- _MATERIAL_:
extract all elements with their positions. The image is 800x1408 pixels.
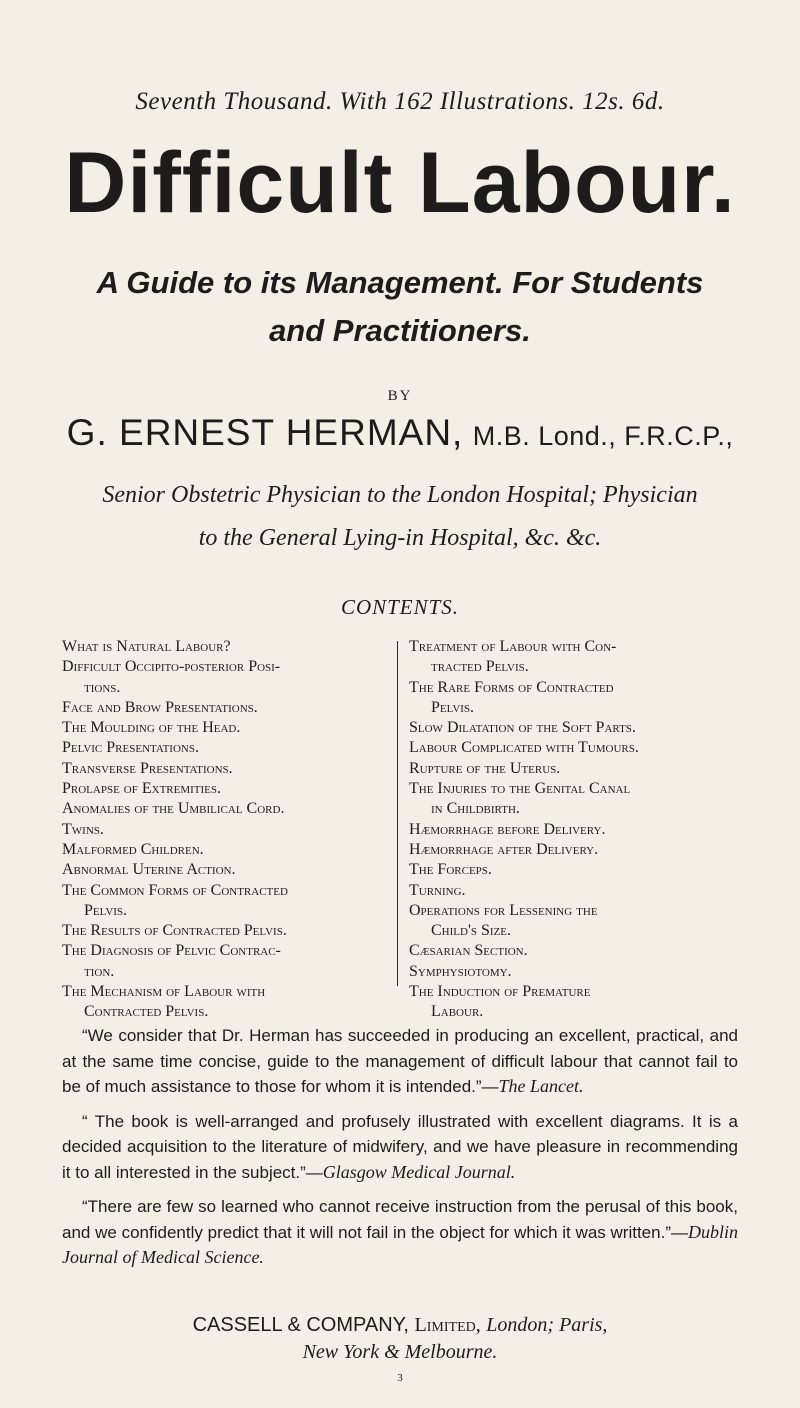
contents-entry-text: Symphysiotomy. [409,962,512,980]
publisher-name: CASSELL & COMPANY, [192,1314,409,1336]
publisher-limited: Limited, [414,1314,481,1336]
contents-entry-text: Face and Brow Presentations. [62,698,258,716]
contents-entry-text: Abnormal Uterine Action. [62,861,236,879]
contents-entry [62,982,420,1023]
contents-entry-text: Anomalies of the Umbilical Cord. [62,800,285,818]
contents-entry-text: The Mechanism of Labour with [62,983,266,1001]
contents-entry-text: The Rare Forms of Contracted [409,678,614,696]
review-text: “We consider that Dr. Herman has succeeded in producing an excellent, practical, and at the same time concise, guide to the management of difficult labour that cannot fail to be of much assistance to those for whom it is intended.”— [62,1026,738,1096]
author-name: G. ERNEST HERMAN, [66,412,464,453]
review-quote [62,1109,738,1186]
contents-column-left [62,637,420,1023]
contents-entry [62,799,420,819]
review-quote [62,1194,738,1271]
contents-entry-text: The Forceps. [409,861,492,879]
contents-entry-text: The Common Forms of Contracted [62,881,288,899]
contents-entry-continuation: Child's Size. [431,922,511,940]
contents-entry-text: The Moulding of the Head. [62,719,241,737]
review-source: The Lancet. [498,1076,584,1096]
contents-entry [62,759,420,779]
column-divider [397,641,398,986]
contents-entry [409,941,767,961]
contents-column-right [409,637,767,1023]
contents-heading: CONTENTS. [340,595,460,619]
publisher-line [0,1314,800,1337]
contents-entry-text: Treatment of Labour with Con- [409,638,617,655]
contents-entry [409,820,767,840]
contents-entry [409,779,767,820]
author-degrees: M.B. Lond., F.R.C.P., [472,421,734,451]
contents-entry [409,759,767,779]
contents-entry [409,678,767,719]
contents-entry [62,698,420,718]
publisher-places: London; Paris, [486,1314,608,1336]
contents-entry-continuation: Labour. [431,1003,484,1021]
review-text: “There are few so learned who cannot receive instruction from the perusal of this book, and we confidently predict that it will not fail in the object for which it was written.”— [62,1197,738,1242]
contents-entry-continuation: tracted Pelvis. [431,658,529,676]
contents-entry [62,738,420,758]
contents-entry-text: Transverse Presentations. [62,759,233,777]
contents-entry [409,860,767,880]
contents-entry [62,941,420,982]
contents-entry [409,982,767,1023]
contents-entry [409,962,767,982]
contents-entry [62,860,420,880]
review-source: Glasgow Medical Journal. [322,1161,516,1182]
contents-entry-continuation: tion. [84,962,115,980]
contents-entry [62,637,420,657]
contents-entry-text: The Induction of Premature [409,983,591,1001]
press-reviews [62,1023,738,1280]
contents-entry-text: Rupture of the Uterus. [409,759,561,777]
contents-entry-text: Hæmorrhage after Delivery. [409,840,599,858]
contents-entry-text: Difficult Occipito-posterior Posi- [62,658,281,676]
subtitle-line-1: A Guide to its Management. For Students [96,265,704,300]
publisher-places-line-2: New York & Melbourne. [302,1341,498,1363]
contents-entry-continuation: in Childbirth. [431,800,520,818]
contents-entry-text: The Results of Contracted Pelvis. [62,922,287,940]
contents-entry [62,779,420,799]
contents-entry-text: Slow Dilatation of the Soft Parts. [409,719,636,737]
author-line [0,412,800,454]
contents-entry [409,738,767,758]
contents-entry-text: Prolapse of Extremities. [62,780,222,798]
subtitle-line-2: and Practitioners. [269,313,531,348]
author-position-line-2: to the General Lying-in Hospital, &c. &c. [198,525,602,551]
page-number: 3 [397,1372,403,1384]
contents-entry-text: What is Natural Labour? [62,638,231,655]
contents-entry [62,921,420,941]
contents-entry-text: Malformed Children. [62,840,204,858]
contents-entry [62,657,420,698]
contents-entry [409,718,767,738]
by-label: BY [387,388,413,404]
review-text: “ The book is well-arranged and profusely illustrated with excellent diagrams. It is a decided acquisition to the literature of midwifery, and we have pleasure in recommending it to all interested in the subject.”— [62,1111,738,1182]
contents-entry [409,637,767,678]
contents-entry-continuation: Contracted Pelvis. [84,1003,209,1021]
contents-entry-text: Turning. [409,881,466,899]
contents-entry-text: Cæsarian Section. [409,942,528,960]
contents-entry-text: Operations for Lessening the [409,901,598,919]
edition-line: Seventh Thousand. With 162 Illustrations. 12s. 6d. [135,88,665,115]
contents-entry [62,820,420,840]
review-source: Dublin Journal of Medical Science. [62,1221,738,1267]
contents-entry [62,840,420,860]
author-position-line-1: Senior Obstetric Physician to the London Hospital; Physician [102,482,698,508]
contents-entry [409,840,767,860]
contents-entry-text: Hæmorrhage before Delivery. [409,820,606,838]
contents-entry-text: Labour Complicated with Tumours. [409,739,639,757]
contents-entry [409,901,767,942]
contents-entry-text: The Injuries to the Genital Canal [409,780,631,798]
contents-entry-text: The Diagnosis of Pelvic Contrac- [62,942,281,960]
book-title: Difficult Labour. [64,135,736,231]
contents-entry-text: Pelvic Presentations. [62,739,199,757]
contents-entry-continuation: Pelvis. [84,901,128,919]
contents-entry [409,881,767,901]
contents-entry-continuation: tions. [84,678,121,696]
contents-entry-continuation: Pelvis. [431,698,475,716]
contents-entry-text: Twins. [62,820,104,838]
review-quote [62,1023,738,1100]
contents-entry [62,881,420,922]
contents-entry [62,718,420,738]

- _TASK DESCRIPTION_: Rewrite the data above with "Twins" changed to "Multiple Births" and everything else left as it is, omitting the pictures.

- _FINAL RESULT_:
extract all elements with their positions. The image is 800x1408 pixels.
contents-entry-text: Symphysiotomy. [409,962,512,980]
publisher-name: CASSELL & COMPANY, [192,1314,409,1336]
publisher-limited: Limited, [414,1314,481,1336]
contents-entry-text: Face and Brow Presentations. [62,698,258,716]
contents-entry-text: Abnormal Uterine Action. [62,861,236,879]
contents-entry [62,982,420,1023]
contents-entry-text: Anomalies of the Umbilical Cord. [62,800,285,818]
contents-entry-text: The Mechanism of Labour with [62,983,266,1001]
contents-entry-text: The Rare Forms of Contracted [409,678,614,696]
review-text: “We consider that Dr. Herman has succeeded in producing an excellent, practical, and at the same time concise, guide to the management of difficult labour that cannot fail to be of much assistance to those for whom it is intended.”— [62,1026,738,1096]
author-name: G. ERNEST HERMAN, [66,412,464,453]
review-quote [62,1109,738,1186]
contents-column-left [62,637,420,1023]
contents-entry [62,799,420,819]
review-quote [62,1194,738,1271]
contents-entry-text: The Forceps. [409,861,492,879]
contents-entry-text: The Common Forms of Contracted [62,881,288,899]
contents-entry-continuation: Child's Size. [431,922,511,940]
contents-entry-text: The Moulding of the Head. [62,719,241,737]
review-source: The Lancet. [498,1076,584,1096]
contents-entry [62,759,420,779]
column-divider [397,641,398,986]
contents-entry [409,941,767,961]
contents-column-right [409,637,767,1023]
contents-heading: CONTENTS. [340,595,460,619]
publisher-line [0,1314,800,1337]
contents-entry-text: Treatment of Labour with Con- [409,638,617,655]
contents-entry [409,820,767,840]
contents-entry [409,779,767,820]
author-degrees: M.B. Lond., F.R.C.P., [472,421,734,451]
contents-entry [409,759,767,779]
contents-entry [409,678,767,719]
contents-entry [62,698,420,718]
publisher-places: London; Paris, [486,1314,608,1336]
contents-entry-continuation: Labour. [431,1003,484,1021]
review-text: “There are few so learned who cannot receive instruction from the perusal of this book, and we confidently predict that it will not fail in the object for which it was written.”— [62,1197,738,1242]
contents-entry-continuation: tracted Pelvis. [431,658,529,676]
contents-entry [62,738,420,758]
contents-entry-text: Transverse Presentations. [62,759,233,777]
contents-entry [409,860,767,880]
contents-entry [62,941,420,982]
contents-entry [409,982,767,1023]
contents-entry [409,962,767,982]
contents-entry [62,860,420,880]
review-source: Glasgow Medical Journal. [322,1161,516,1182]
contents-entry-continuation: tion. [84,962,115,980]
contents-entry [62,637,420,657]
contents-entry-text: The Induction of Premature [409,983,591,1001]
press-reviews [62,1023,738,1280]
contents-entry-text: Rupture of the Uterus. [409,759,561,777]
contents-entry-text: Hæmorrhage after Delivery. [409,840,599,858]
contents-entry-text: Difficult Occipito-posterior Posi- [62,658,281,676]
subtitle-line-1: A Guide to its Management. For Students [96,265,704,300]
publisher-places-line-2: New York & Melbourne. [302,1341,498,1363]
contents-entry-continuation: in Childbirth. [431,800,520,818]
contents-entry-text: The Results of Contracted Pelvis. [62,922,287,940]
contents-entry [62,779,420,799]
contents-entry-text: Slow Dilatation of the Soft Parts. [409,719,636,737]
author-line [0,412,800,454]
contents-entry [409,738,767,758]
contents-entry-text: Prolapse of Extremities. [62,780,222,798]
subtitle-line-2: and Practitioners. [269,313,531,348]
author-position-line-2: to the General Lying-in Hospital, &c. &c. [198,525,602,551]
page-number: 3 [397,1372,403,1384]
contents-entry-text: What is Natural Labour? [62,638,231,655]
contents-entry [62,921,420,941]
contents-entry-text: Malformed Children. [62,840,204,858]
contents-entry [62,657,420,698]
contents-entry [409,718,767,738]
by-label: BY [387,388,413,404]
review-text: “ The book is well-arranged and profusely illustrated with excellent diagrams. It is a decided acquisition to the literature of midwifery, and we have pleasure in recommending it to all interested in the subject.”— [62,1111,738,1182]
contents-entry [409,637,767,678]
contents-entry-continuation: Contracted Pelvis. [84,1003,209,1021]
contents-entry-text: Turning. [409,881,466,899]
contents-entry-text: Cæsarian Section. [409,942,528,960]
contents-entry-text: Operations for Lessening the [409,901,598,919]
edition-line: Seventh Thousand. With 162 Illustrations. 12s. 6d. [135,88,665,115]
contents-entry [62,820,420,840]
review-source: Dublin Journal of Medical Science. [62,1221,738,1267]
contents-entry [62,840,420,860]
author-position-line-1: Senior Obstetric Physician to the London Hospital; Physician [102,482,698,508]
contents-entry [409,840,767,860]
contents-entry-text: Hæmorrhage before Delivery. [409,820,606,838]
contents-entry-text: Labour Complicated with Tumours. [409,739,639,757]
contents-entry [409,901,767,942]
contents-entry-text: The Injuries to the Genital Canal [409,780,631,798]
contents-entry-text: The Diagnosis of Pelvic Contrac- [62,942,281,960]
book-title: Difficult Labour. [64,135,736,231]
contents-entry-text: Pelvic Presentations. [62,739,199,757]
contents-entry-continuation: Pelvis. [84,901,128,919]
contents-entry [409,881,767,901]
contents-entry-continuation: tions. [84,678,121,696]
contents-entry-continuation: Pelvis. [431,698,475,716]
contents-entry-text: Multiple Births. [62,820,104,838]
review-quote [62,1023,738,1100]
contents-entry [62,881,420,922]
contents-entry [62,718,420,738]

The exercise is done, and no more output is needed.